§ GIVEN EXERCISE
Each line of the data that includes the string "this" is to be copied out.

Collection entries:
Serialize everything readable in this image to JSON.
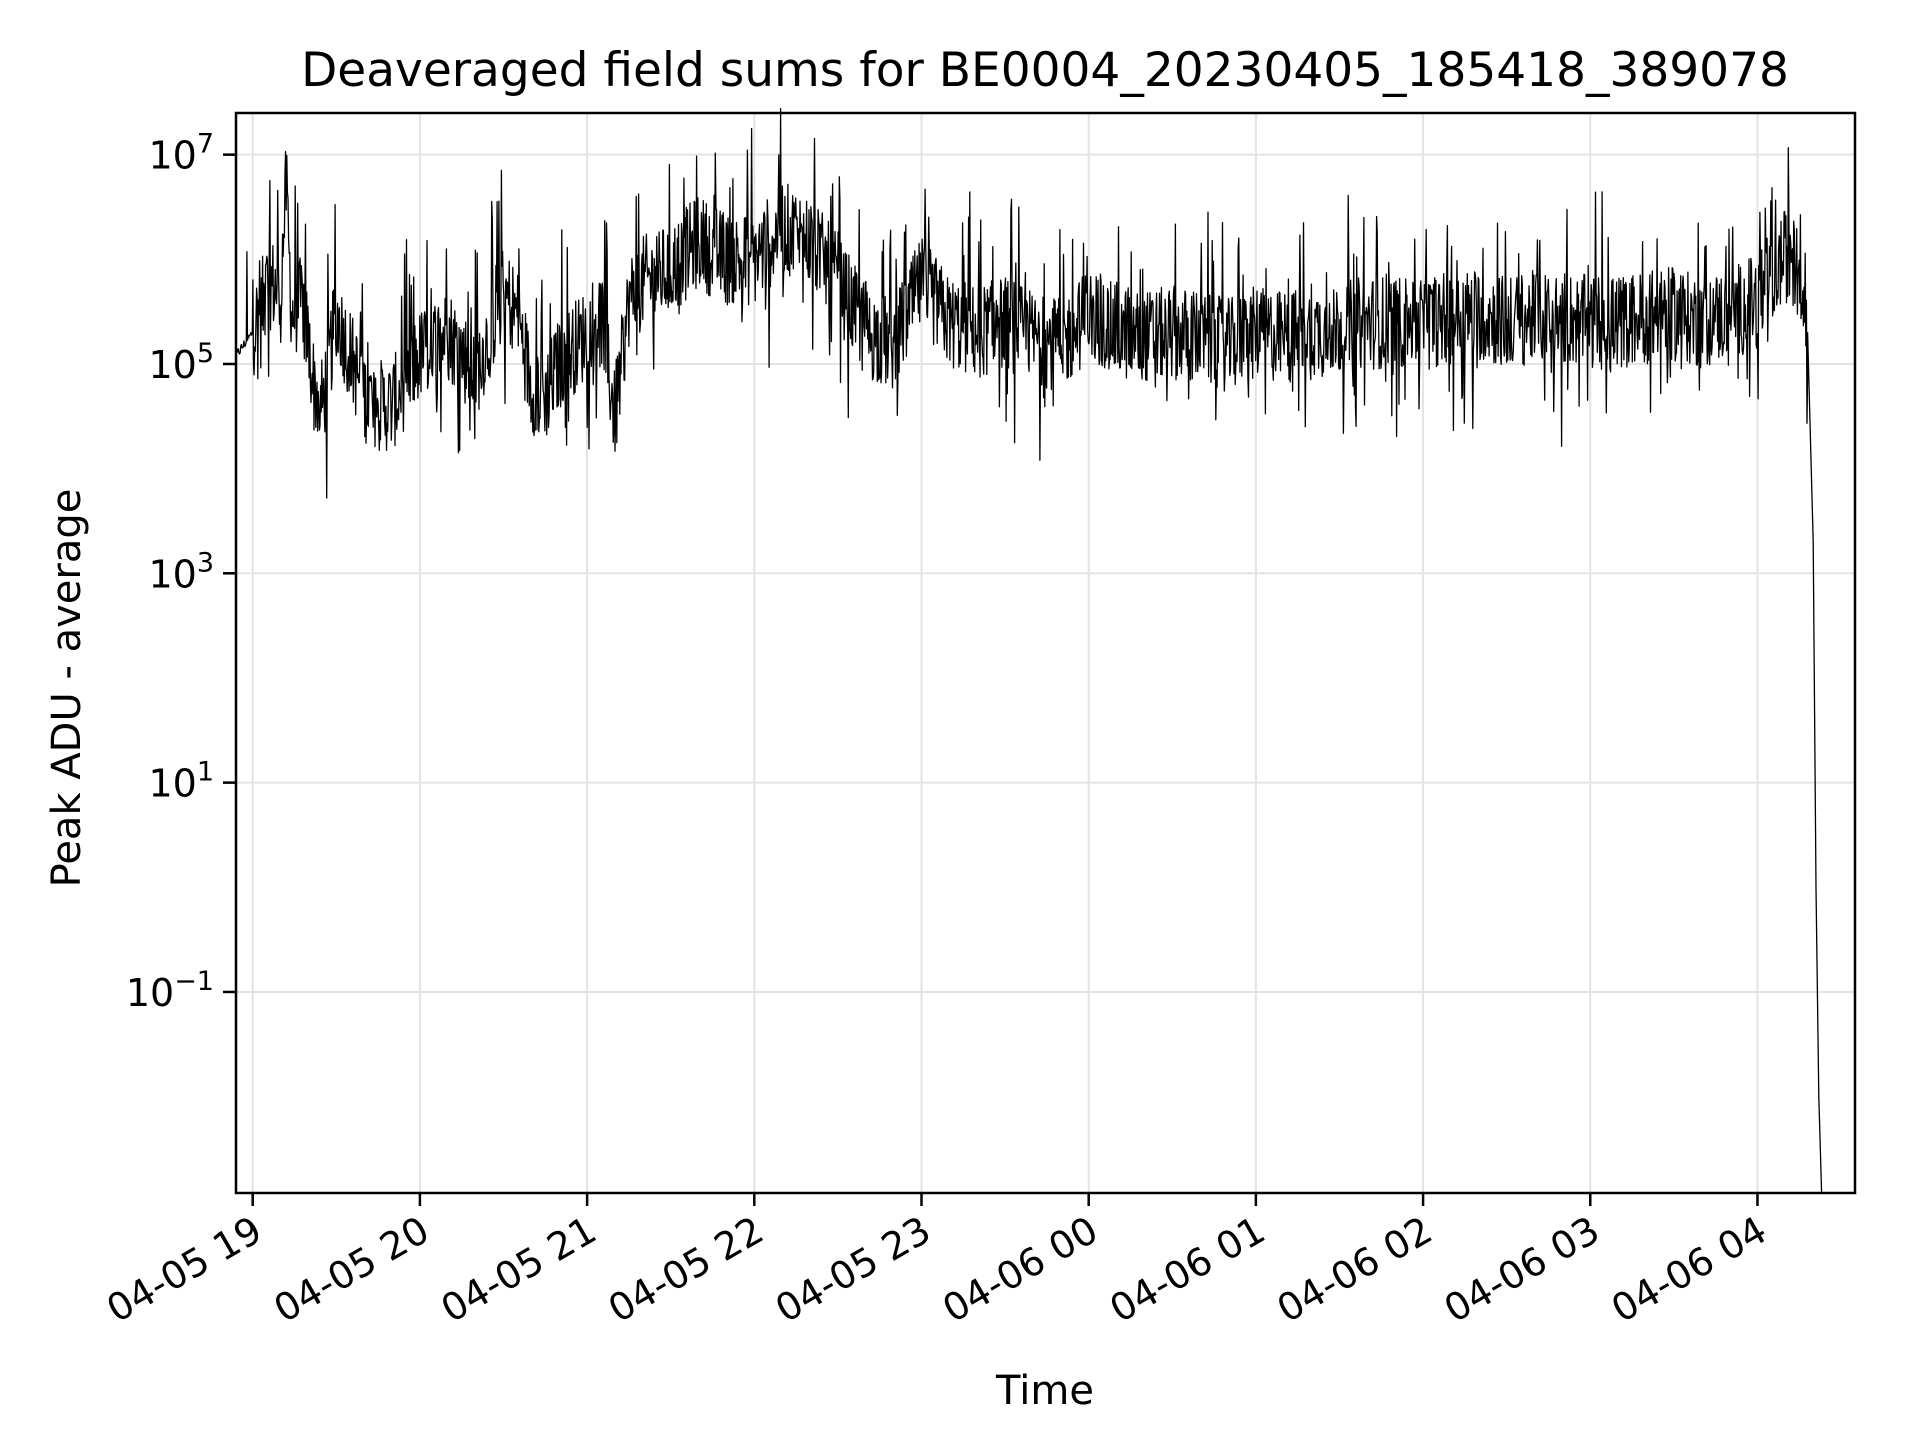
{
  "chart_data": {
    "type": "line",
    "title": "Deaveraged field sums for BE0004_20230405_185418_389078",
    "xlabel": "Time",
    "ylabel": "Peak ADU - average",
    "yscale": "log",
    "ylim": [
      0.0012,
      25000000
    ],
    "xlim": [
      "2023-04-05 18:54",
      "2023-04-06 04:35"
    ],
    "grid": true,
    "line_color": "#000000",
    "x_ticks": [
      {
        "value": "2023-04-05 19:00",
        "label": "04-05 19"
      },
      {
        "value": "2023-04-05 20:00",
        "label": "04-05 20"
      },
      {
        "value": "2023-04-05 21:00",
        "label": "04-05 21"
      },
      {
        "value": "2023-04-05 22:00",
        "label": "04-05 22"
      },
      {
        "value": "2023-04-05 23:00",
        "label": "04-05 23"
      },
      {
        "value": "2023-04-06 00:00",
        "label": "04-06 00"
      },
      {
        "value": "2023-04-06 01:00",
        "label": "04-06 01"
      },
      {
        "value": "2023-04-06 02:00",
        "label": "04-06 02"
      },
      {
        "value": "2023-04-06 03:00",
        "label": "04-06 03"
      },
      {
        "value": "2023-04-06 04:00",
        "label": "04-06 04"
      }
    ],
    "y_ticks": [
      {
        "value": 10000000,
        "base": "10",
        "exp": "7"
      },
      {
        "value": 100000,
        "base": "10",
        "exp": "5"
      },
      {
        "value": 1000,
        "base": "10",
        "exp": "3"
      },
      {
        "value": 10,
        "base": "10",
        "exp": "1"
      },
      {
        "value": 0.1,
        "base": "10",
        "exp": "−1"
      }
    ],
    "series": [
      {
        "x": [
          "2023-04-05 18:54",
          "2023-04-05 19:00",
          "2023-04-05 19:06",
          "2023-04-05 19:10",
          "2023-04-05 19:12",
          "2023-04-05 19:14",
          "2023-04-05 19:18",
          "2023-04-05 19:22",
          "2023-04-05 19:25",
          "2023-04-05 19:30",
          "2023-04-05 19:40",
          "2023-04-05 19:45",
          "2023-04-05 19:50",
          "2023-04-05 20:00",
          "2023-04-05 20:10",
          "2023-04-05 20:20",
          "2023-04-05 20:30",
          "2023-04-05 20:35",
          "2023-04-05 20:40",
          "2023-04-05 20:45",
          "2023-04-05 20:50",
          "2023-04-05 21:00",
          "2023-04-05 21:05",
          "2023-04-05 21:10",
          "2023-04-05 21:15",
          "2023-04-05 21:20",
          "2023-04-05 21:30",
          "2023-04-05 21:40",
          "2023-04-05 21:45",
          "2023-04-05 21:50",
          "2023-04-05 22:00",
          "2023-04-05 22:10",
          "2023-04-05 22:20",
          "2023-04-05 22:30",
          "2023-04-05 22:40",
          "2023-04-05 22:50",
          "2023-04-05 23:00",
          "2023-04-05 23:10",
          "2023-04-05 23:20",
          "2023-04-05 23:30",
          "2023-04-05 23:40",
          "2023-04-05 23:50",
          "2023-04-06 00:00",
          "2023-04-06 00:10",
          "2023-04-06 00:20",
          "2023-04-06 00:30",
          "2023-04-06 00:40",
          "2023-04-06 00:50",
          "2023-04-06 01:00",
          "2023-04-06 01:10",
          "2023-04-06 01:20",
          "2023-04-06 01:30",
          "2023-04-06 01:40",
          "2023-04-06 01:50",
          "2023-04-06 02:00",
          "2023-04-06 02:10",
          "2023-04-06 02:20",
          "2023-04-06 02:30",
          "2023-04-06 02:40",
          "2023-04-06 02:50",
          "2023-04-06 03:00",
          "2023-04-06 03:10",
          "2023-04-06 03:20",
          "2023-04-06 03:30",
          "2023-04-06 03:40",
          "2023-04-06 03:50",
          "2023-04-06 04:00",
          "2023-04-06 04:10",
          "2023-04-06 04:15",
          "2023-04-06 04:18",
          "2023-04-06 04:20",
          "2023-04-06 04:21",
          "2023-04-06 04:22",
          "2023-04-06 04:23"
        ],
        "y": [
          120000,
          200000,
          600000,
          500000,
          5000000,
          300000,
          400000,
          60000,
          40000,
          300000,
          50000,
          40000,
          40000,
          120000,
          200000,
          80000,
          500000,
          300000,
          60000,
          50000,
          100000,
          200000,
          300000,
          30000,
          400000,
          600000,
          800000,
          1500000,
          1200000,
          1000000,
          1000000,
          2000000,
          1500000,
          600000,
          200000,
          150000,
          600000,
          250000,
          200000,
          250000,
          180000,
          150000,
          300000,
          200000,
          180000,
          200000,
          180000,
          150000,
          200000,
          180000,
          200000,
          220000,
          250000,
          250000,
          250000,
          280000,
          300000,
          250000,
          280000,
          280000,
          250000,
          250000,
          280000,
          300000,
          250000,
          300000,
          400000,
          1100000,
          800000,
          200000,
          2000,
          1,
          0.01,
          0.0012
        ]
      }
    ]
  }
}
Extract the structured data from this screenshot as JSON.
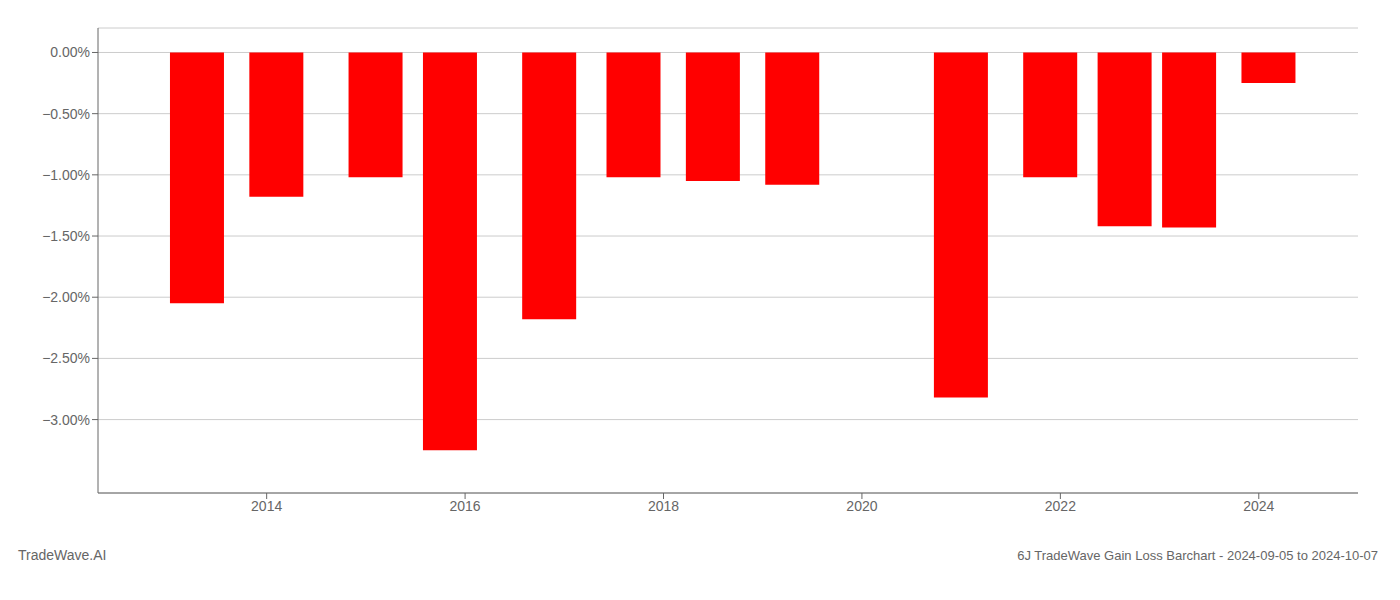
{
  "chart_data": {
    "type": "bar",
    "title": "6J TradeWave Gain Loss Barchart - 2024-09-05 to 2024-10-07",
    "annotations": [
      "TradeWave.AI"
    ],
    "x": [
      2013.3,
      2014.1,
      2015.1,
      2015.85,
      2016.85,
      2017.7,
      2018.5,
      2019.3,
      2021.0,
      2021.9,
      2022.65,
      2023.3,
      2024.1
    ],
    "values": [
      -2.05,
      -1.18,
      -1.02,
      -3.25,
      -2.18,
      -1.02,
      -1.05,
      -1.08,
      -2.82,
      -1.02,
      -1.42,
      -1.43,
      -0.25
    ],
    "color": "#ff0000",
    "xlim": [
      2012.3,
      2025.0
    ],
    "xticks": [
      2014,
      2016,
      2018,
      2020,
      2022,
      2024
    ],
    "ylim": [
      -3.6,
      0.2
    ],
    "yticks": [
      {
        "value": 0.0,
        "label": "0.00%"
      },
      {
        "value": -0.5,
        "label": "−0.50%"
      },
      {
        "value": -1.0,
        "label": "−1.00%"
      },
      {
        "value": -1.5,
        "label": "−1.50%"
      },
      {
        "value": -2.0,
        "label": "−2.00%"
      },
      {
        "value": -2.5,
        "label": "−2.50%"
      },
      {
        "value": -3.0,
        "label": "−3.00%"
      }
    ],
    "grid": true
  }
}
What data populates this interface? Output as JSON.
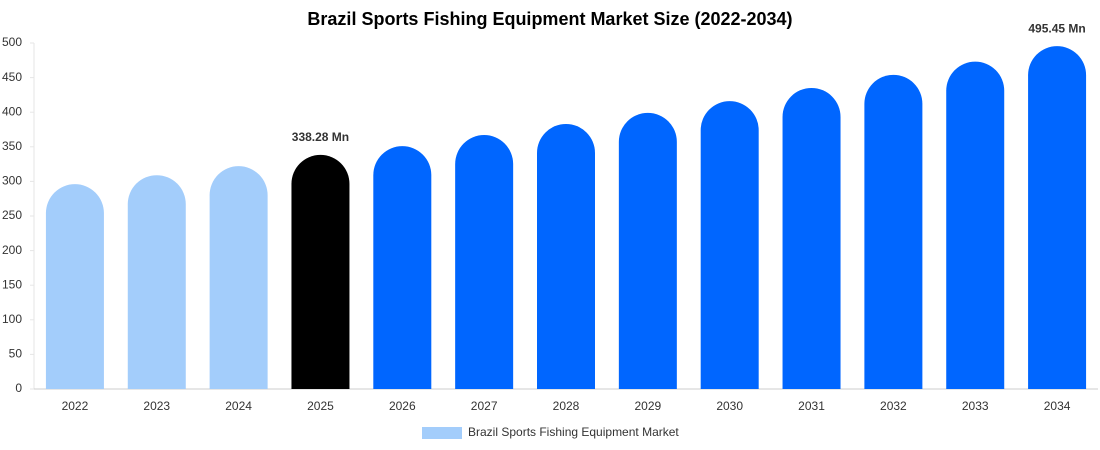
{
  "chart_data": {
    "type": "bar",
    "title": "Brazil Sports Fishing Equipment Market Size (2022-2034)",
    "categories": [
      "2022",
      "2023",
      "2024",
      "2025",
      "2026",
      "2027",
      "2028",
      "2029",
      "2030",
      "2031",
      "2032",
      "2033",
      "2034"
    ],
    "series": [
      {
        "name": "Brazil Sports Fishing Equipment Market",
        "color": "#a3cdfb",
        "colors": [
          "#a3cdfb",
          "#a3cdfb",
          "#a3cdfb",
          "#000000",
          "#0066ff",
          "#0066ff",
          "#0066ff",
          "#0066ff",
          "#0066ff",
          "#0066ff",
          "#0066ff",
          "#0066ff",
          "#0066ff"
        ],
        "values": [
          296,
          309,
          322,
          338.28,
          351,
          367,
          383,
          399,
          416,
          435,
          454,
          473,
          495.45
        ],
        "value_labels": [
          null,
          null,
          null,
          "338.28 Mn",
          null,
          null,
          null,
          null,
          null,
          null,
          null,
          null,
          "495.45 Mn"
        ]
      }
    ],
    "ylim": [
      0,
      500
    ],
    "yticks": [
      0,
      50,
      100,
      150,
      200,
      250,
      300,
      350,
      400,
      450,
      500
    ],
    "grid": false,
    "legend": "bottom"
  }
}
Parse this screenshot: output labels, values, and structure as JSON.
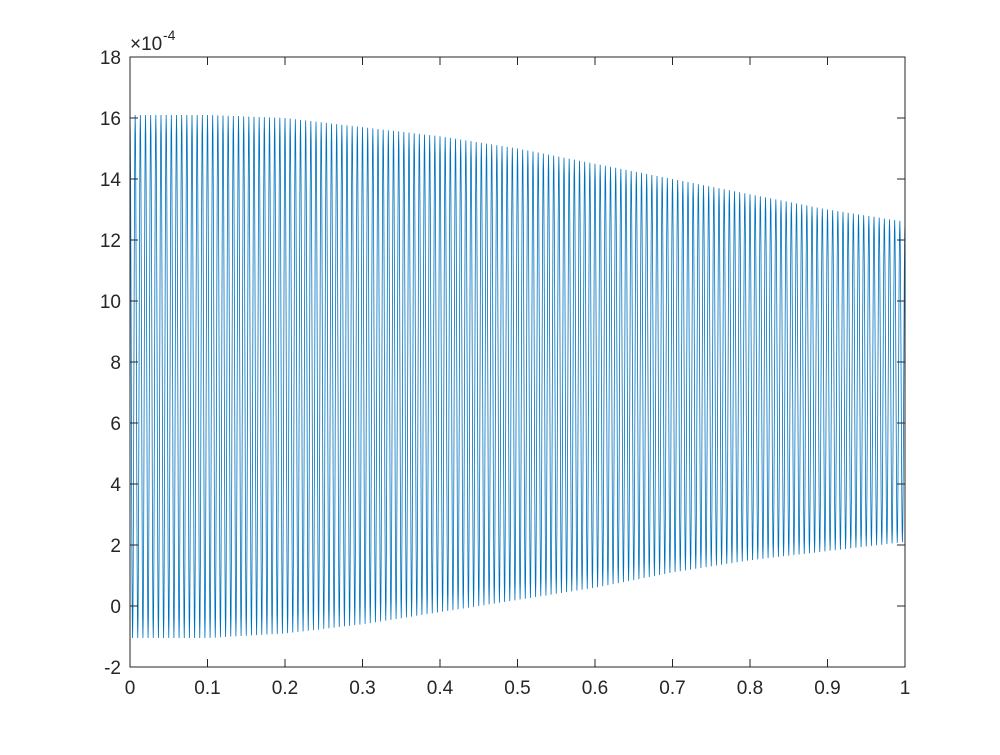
{
  "chart_data": {
    "type": "line",
    "title": "",
    "xlabel": "",
    "ylabel": "",
    "xlim": [
      0,
      1
    ],
    "ylim": [
      -2,
      18
    ],
    "y_exponent_label": {
      "base": "×10",
      "exponent": "-4"
    },
    "x_ticks": [
      "0",
      "0.1",
      "0.2",
      "0.3",
      "0.4",
      "0.5",
      "0.6",
      "0.7",
      "0.8",
      "0.9",
      "1"
    ],
    "y_ticks": [
      "-2",
      "0",
      "2",
      "4",
      "6",
      "8",
      "10",
      "12",
      "14",
      "16",
      "18"
    ],
    "grid": false,
    "box": true,
    "line_color": "#0072BD",
    "series": [
      {
        "cycles_over_range": 150,
        "envelope_x": [
          0,
          0.1,
          0.2,
          0.3,
          0.4,
          0.5,
          0.6,
          0.7,
          0.8,
          0.9,
          1
        ],
        "upper_envelope": [
          16.1,
          16.1,
          16.0,
          15.7,
          15.4,
          15.0,
          14.5,
          14.0,
          13.5,
          13.0,
          12.6
        ],
        "lower_envelope": [
          -1.05,
          -1.05,
          -0.9,
          -0.6,
          -0.2,
          0.2,
          0.6,
          1.1,
          1.5,
          1.8,
          2.1
        ]
      }
    ]
  }
}
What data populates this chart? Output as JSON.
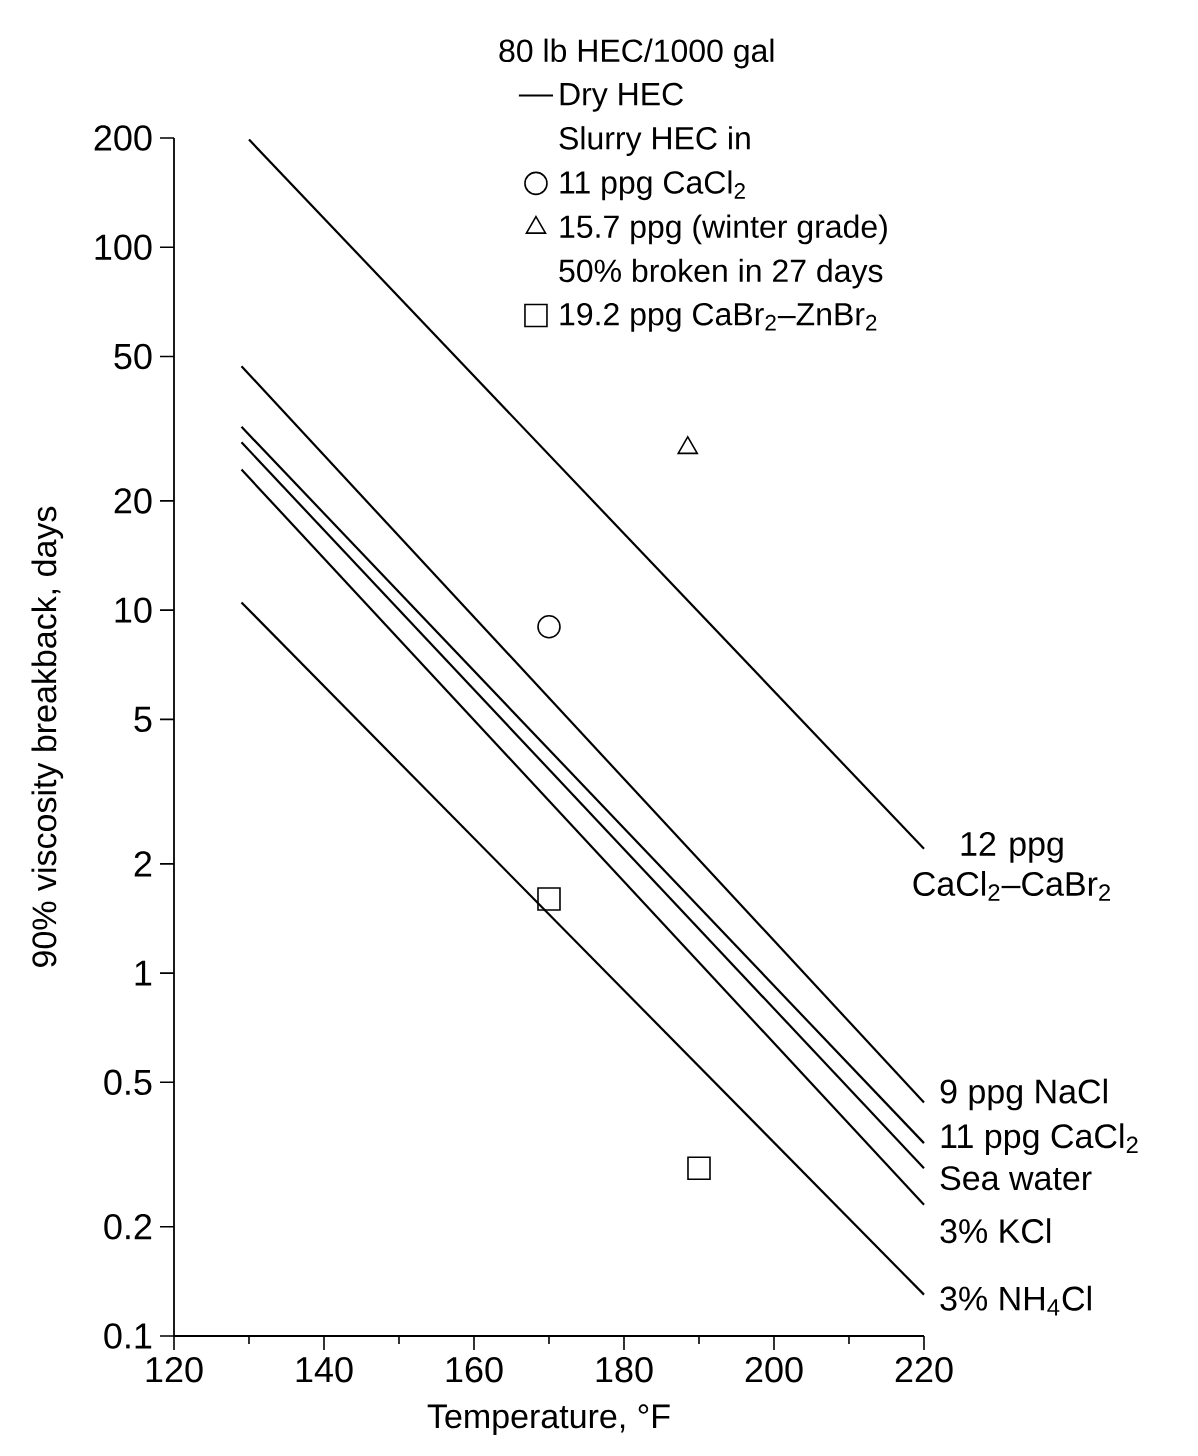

§ RESULT
Serialize everything readable in this image to JSON.
Extract the structured data from this screenshot as JSON.
What data populates this interface? Output as JSON.
Parse this screenshot: output labels, values, and structure as JSON.
What data populates this chart? Output as JSON.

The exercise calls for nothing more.